- _What to produce_: The entries must be retyped exactly, down to the last line.

- _Record excerpts_:

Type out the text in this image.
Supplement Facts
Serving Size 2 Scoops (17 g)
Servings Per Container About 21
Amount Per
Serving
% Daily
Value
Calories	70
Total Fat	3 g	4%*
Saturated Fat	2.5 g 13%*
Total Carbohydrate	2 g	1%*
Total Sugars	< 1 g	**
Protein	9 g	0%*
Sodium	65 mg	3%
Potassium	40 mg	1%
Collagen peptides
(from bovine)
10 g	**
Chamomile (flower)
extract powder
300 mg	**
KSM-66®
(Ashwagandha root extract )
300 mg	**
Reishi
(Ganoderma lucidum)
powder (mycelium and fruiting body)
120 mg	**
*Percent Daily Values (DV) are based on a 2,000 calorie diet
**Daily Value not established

- _Task response_:
Type out the text in this image.
Supplement Facts
Serving Size 2 Scoops (17 g)
Servings Per Container About 21
Amount Per
Serving
% Daily
Value
Calories	70
Total Fat	3 g	4%*
Saturated Fat	2.5 g 13%*
Total Carbohydrate	2 g	1%*
Total Sugars	< 1 g	**
Protein	9 g	0%*
Sodium	65 mg	3%
Potassium	40 mg	1%
Collagen peptides
(from bovine)
10 g	**
Chamomile (flower)
extract powder
300 mg	**
KSM-66®
(Ashwagandha root extract )
300 mg	**
Reishi
(Ganoderma lucidum)
powder (mycelium and fruiting body)
120 mg	**
*Percent Daily Values (DV) are based on a 2,000 calorie diet
**Daily Value not established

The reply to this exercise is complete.